[Part of a data file]

□ □ □

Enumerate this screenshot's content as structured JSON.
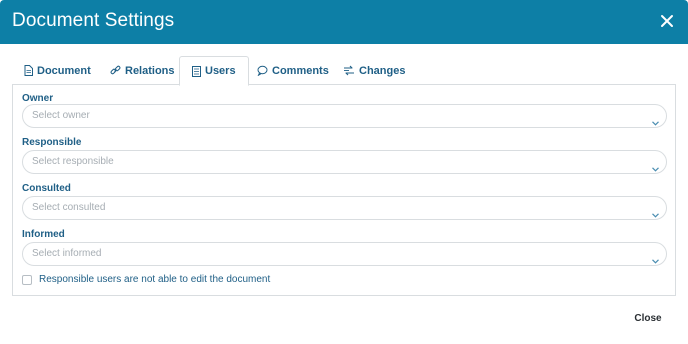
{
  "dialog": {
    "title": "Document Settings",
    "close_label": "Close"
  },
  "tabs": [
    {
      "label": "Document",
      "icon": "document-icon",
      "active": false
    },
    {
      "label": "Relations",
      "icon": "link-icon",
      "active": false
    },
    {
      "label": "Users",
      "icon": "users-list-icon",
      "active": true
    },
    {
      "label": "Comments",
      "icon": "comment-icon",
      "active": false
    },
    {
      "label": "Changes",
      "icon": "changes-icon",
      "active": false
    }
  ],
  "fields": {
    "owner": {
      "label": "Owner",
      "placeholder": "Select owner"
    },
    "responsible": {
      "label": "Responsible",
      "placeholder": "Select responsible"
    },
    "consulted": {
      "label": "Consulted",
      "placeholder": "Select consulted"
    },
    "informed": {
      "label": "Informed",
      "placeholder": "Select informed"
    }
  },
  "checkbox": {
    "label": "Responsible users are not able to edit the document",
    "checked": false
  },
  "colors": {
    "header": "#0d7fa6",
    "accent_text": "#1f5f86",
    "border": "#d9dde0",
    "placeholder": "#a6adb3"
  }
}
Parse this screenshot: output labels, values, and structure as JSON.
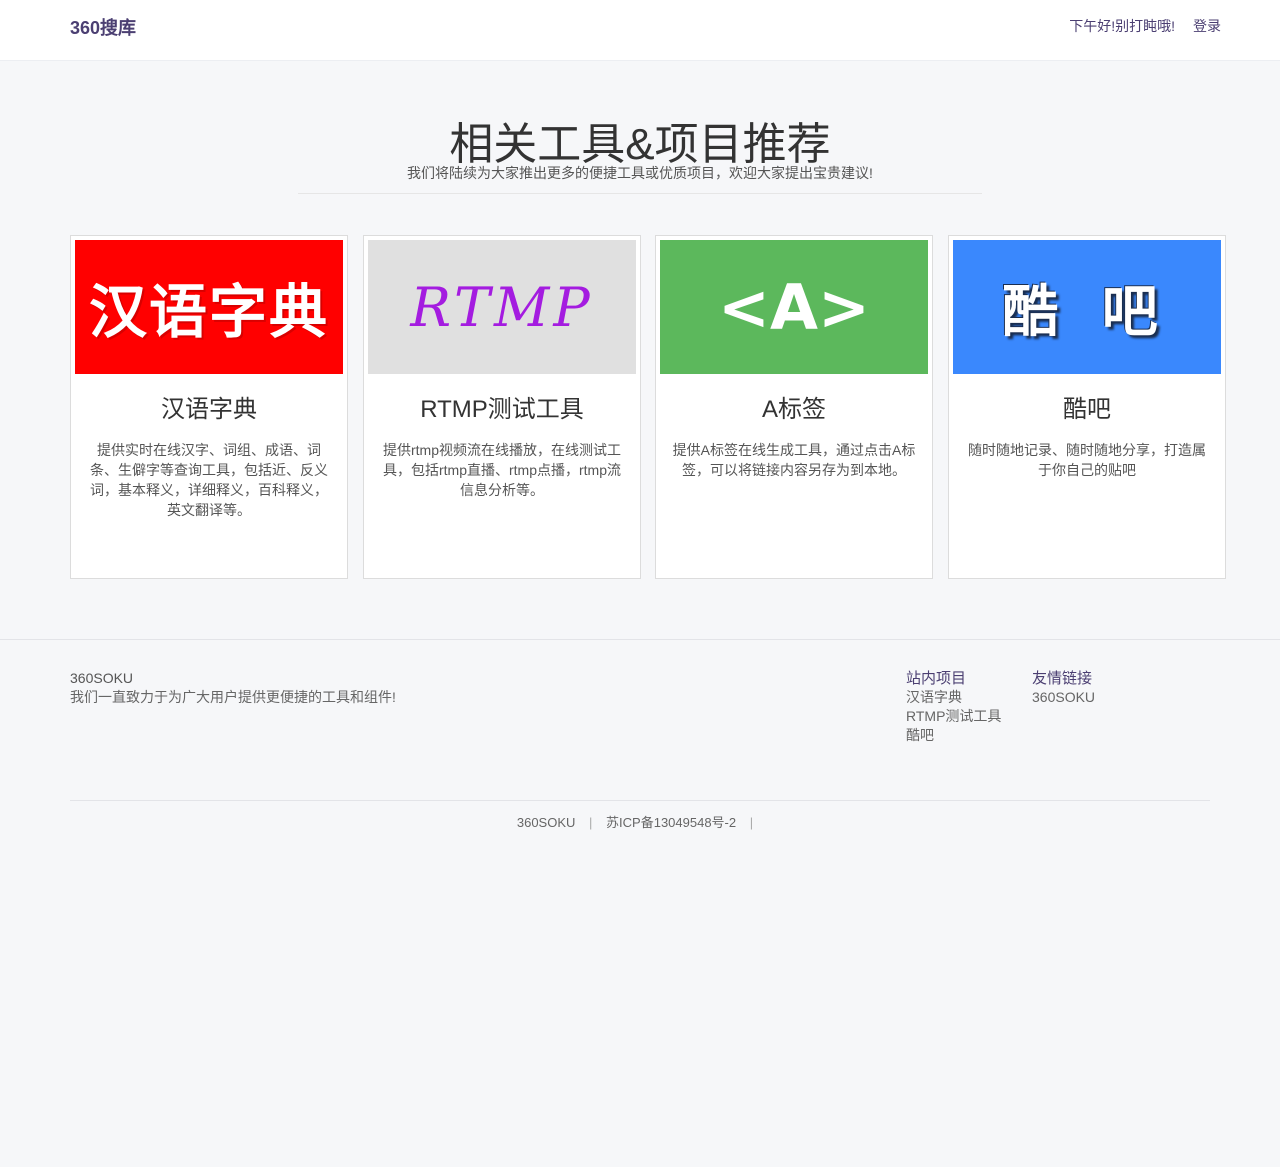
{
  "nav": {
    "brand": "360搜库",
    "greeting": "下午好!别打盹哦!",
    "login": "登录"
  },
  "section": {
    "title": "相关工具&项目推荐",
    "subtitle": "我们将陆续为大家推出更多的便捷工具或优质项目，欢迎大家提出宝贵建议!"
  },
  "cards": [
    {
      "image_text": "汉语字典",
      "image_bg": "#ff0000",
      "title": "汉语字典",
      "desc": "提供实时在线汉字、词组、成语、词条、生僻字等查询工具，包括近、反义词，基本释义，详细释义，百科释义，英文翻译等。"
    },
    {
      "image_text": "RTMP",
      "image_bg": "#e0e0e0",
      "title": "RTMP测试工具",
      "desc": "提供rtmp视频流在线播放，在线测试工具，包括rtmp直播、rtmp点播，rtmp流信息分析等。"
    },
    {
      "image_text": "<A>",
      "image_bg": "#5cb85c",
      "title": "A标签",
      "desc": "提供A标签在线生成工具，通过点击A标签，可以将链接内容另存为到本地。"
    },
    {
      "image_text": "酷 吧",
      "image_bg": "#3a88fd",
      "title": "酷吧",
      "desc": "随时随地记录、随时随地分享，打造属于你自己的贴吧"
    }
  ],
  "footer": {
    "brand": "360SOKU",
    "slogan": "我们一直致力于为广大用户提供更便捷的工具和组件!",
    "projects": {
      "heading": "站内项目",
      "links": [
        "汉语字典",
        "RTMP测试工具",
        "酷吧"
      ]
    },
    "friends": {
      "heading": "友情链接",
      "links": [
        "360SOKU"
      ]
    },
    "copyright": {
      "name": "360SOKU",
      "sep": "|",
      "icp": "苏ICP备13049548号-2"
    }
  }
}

□ □ □

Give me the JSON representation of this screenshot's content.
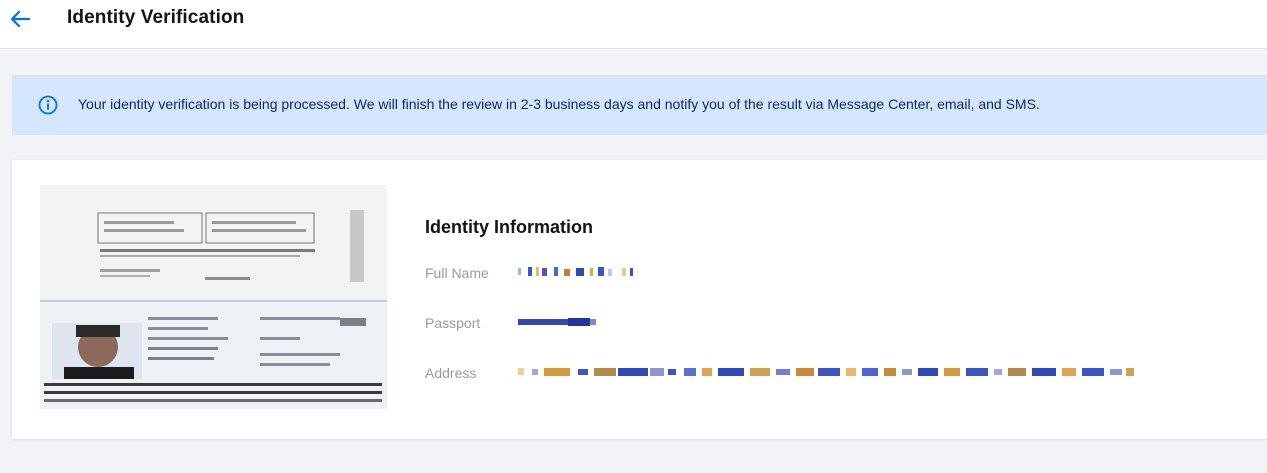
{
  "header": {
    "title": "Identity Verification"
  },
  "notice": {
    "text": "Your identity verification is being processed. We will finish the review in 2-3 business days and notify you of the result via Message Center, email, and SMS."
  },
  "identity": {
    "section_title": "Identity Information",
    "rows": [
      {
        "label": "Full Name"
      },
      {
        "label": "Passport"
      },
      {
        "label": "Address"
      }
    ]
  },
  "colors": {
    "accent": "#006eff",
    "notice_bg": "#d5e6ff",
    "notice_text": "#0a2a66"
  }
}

□ □ □

Your task:
Copy all lines of the listing above that contain the string "content".

Result below:
Enumerate this screenshot's content as structured JSON.
Give me the JSON representation of this screenshot's content.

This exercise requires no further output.